--- begin Provided material ---

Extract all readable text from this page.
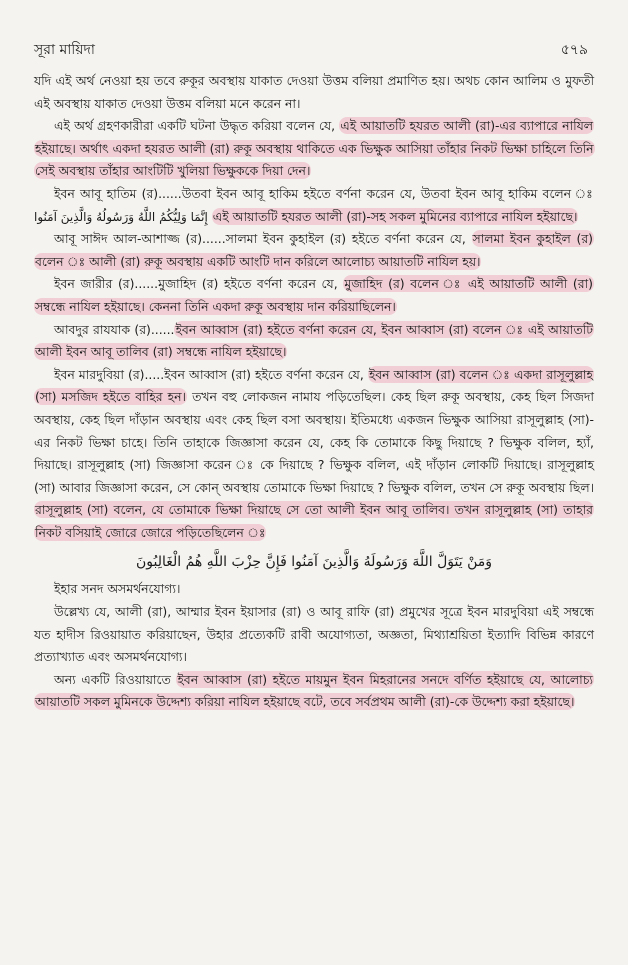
সূরা মায়িদা	৫৭৯

যদি এই অর্থ নেওয়া হয় তবে রুকূর অবস্থায় যাকাত দেওয়া উত্তম বলিয়া প্রমাণিত হয়। অথচ কোন আলিম ও মুফতী এই অবস্থায় যাকাত দেওয়া উত্তম বলিয়া মনে করেন না।

এই অর্থ গ্রহণকারীরা একটি ঘটনা উদ্ধৃত করিয়া বলেন যে, এই আয়াতটি হযরত আলী (রা)-এর ব্যাপারে নাযিল হইয়াছে। অর্থাৎ একদা হযরত আলী (রা) রুকূ অবস্থায় থাকিতে এক ভিক্ষুক আসিয়া তাঁহার নিকট ভিক্ষা চাহিলে তিনি সেই অবস্থায় তাঁহার আংটিটি খুলিয়া ভিক্ষুককে দিয়া দেন।

ইবন আবূ হাতিম (র)......উতবা ইবন আবূ হাকিম হইতে বর্ণনা করেন যে, উতবা ইবন আবূ হাকিম বলেন ঃ إِنَّمَا وَلِيُّكُمُ اللَّهُ وَرَسُولُهُ وَالَّذِينَ آمَنُوا এই আয়াতটি হযরত আলী (রা)-সহ সকল মুমিনের ব্যাপারে নাযিল হইয়াছে।

আবূ সাঈদ আল-আশাজ্জ (র)......সালমা ইবন কুহাইল (র) হইতে বর্ণনা করেন যে, সালমা ইবন কুহাইল (র) বলেন ঃ আলী (রা) রুকূ অবস্থায় একটি আংটি দান করিলে আলোচ্য আয়াতটি নাযিল হয়।

ইবন জারীর (র)......মুজাহিদ (র) হইতে বর্ণনা করেন যে, মুজাহিদ (র) বলেন ঃ এই আয়াতটি আলী (রা) সম্বন্ধে নাযিল হইয়াছে। কেননা তিনি একদা রুকূ অবস্থায় দান করিয়াছিলেন।

আবদুর রাযযাক (র)......ইবন আব্বাস (রা) হইতে বর্ণনা করেন যে, ইবন আব্বাস (রা) বলেন ঃ এই আয়াতটি আলী ইবন আবূ তালিব (রা) সম্বন্ধে নাযিল হইয়াছে।

ইবন মারদুবিয়া (র).....ইবন আব্বাস (রা) হইতে বর্ণনা করেন যে, ইবন আব্বাস (রা) বলেন ঃ একদা রাসূলুল্লাহ (সা) মসজিদ হইতে বাহির হন। তখন বহু লোকজন নামায পড়িতেছিল। কেহ ছিল রুকূ অবস্থায়, কেহ ছিল সিজদা অবস্থায়, কেহ ছিল দাঁড়ান অবস্থায় এবং কেহ ছিল বসা অবস্থায়। ইতিমধ্যে একজন ভিক্ষুক আসিয়া রাসূলুল্লাহ (সা)-এর নিকট ভিক্ষা চাহে। তিনি তাহাকে জিজ্ঞাসা করেন যে, কেহ কি তোমাকে কিছু দিয়াছে ? ভিক্ষুক বলিল, হ্যাঁ, দিয়াছে। রাসূলুল্লাহ (সা) জিজ্ঞাসা করেন ঃ কে দিয়াছে ? ভিক্ষুক বলিল, এই দাঁড়ান লোকটি দিয়াছে। রাসূলুল্লাহ (সা) আবার জিজ্ঞাসা করেন, সে কোন্ অবস্থায় তোমাকে ভিক্ষা দিয়াছে ? ভিক্ষুক বলিল, তখন সে রুকূ অবস্থায় ছিল। রাসূলুল্লাহ (সা) বলেন, যে তোমাকে ভিক্ষা দিয়াছে সে তো আলী ইবন আবূ তালিব। তখন রাসূলুল্লাহ (সা) তাহার নিকট বসিয়াই জোরে জোরে পড়িতেছিলেন ঃ

وَمَنْ يَتَوَلَّ اللَّهَ وَرَسُولَهُ وَالَّذِينَ آمَنُوا فَإِنَّ حِزْبَ اللَّهِ هُمُ الْغَالِبُونَ

ইহার সনদ অসমর্থনযোগ্য।

উল্লেখ্য যে, আলী (রা), আম্মার ইবন ইয়াসার (রা) ও আবূ রাফি (রা) প্রমুখের সূত্রে ইবন মারদুবিয়া এই সম্বন্ধে যত হাদীস রিওয়ায়াত করিয়াছেন, উহার প্রত্যেকটি রাবী অযোগ্যতা, অজ্ঞতা, মিথ্যাশ্রয়িতা ইত্যাদি বিভিন্ন কারণে প্রত্যাখ্যাত এবং অসমর্থনযোগ্য।

অন্য একটি রিওয়ায়াতে ইবন আব্বাস (রা) হইতে মায়মুন ইবন মিহরানের সনদে বর্ণিত হইয়াছে যে, আলোচ্য আয়াতটি সকল মুমিনকে উদ্দেশ্য করিয়া নাযিল হইয়াছে বটে, তবে সর্বপ্রথম আলী (রা)-কে উদ্দেশ্য করা হইয়াছে।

--- end Provided material ---

* **Problem**
For the listing above, identify each line bearing "অসমর".

* **Solution below**
ইহার সনদ অসমর্থনযোগ্য।
উল্লেখ্য যে, আলী (রা), আম্মার ইবন ইয়াসার (রা) ও আবূ রাফি (রা) প্রমুখের সূত্রে ইবন মারদুবিয়া এই সম্বন্ধে যত হাদীস রিওয়ায়াত করিয়াছেন, উহার প্রত্যেকটি রাবী অযোগ্যতা, অজ্ঞতা, মিথ্যাশ্রয়িতা ইত্যাদি বিভিন্ন কারণে প্রত্যাখ্যাত এবং অসমর্থনযোগ্য।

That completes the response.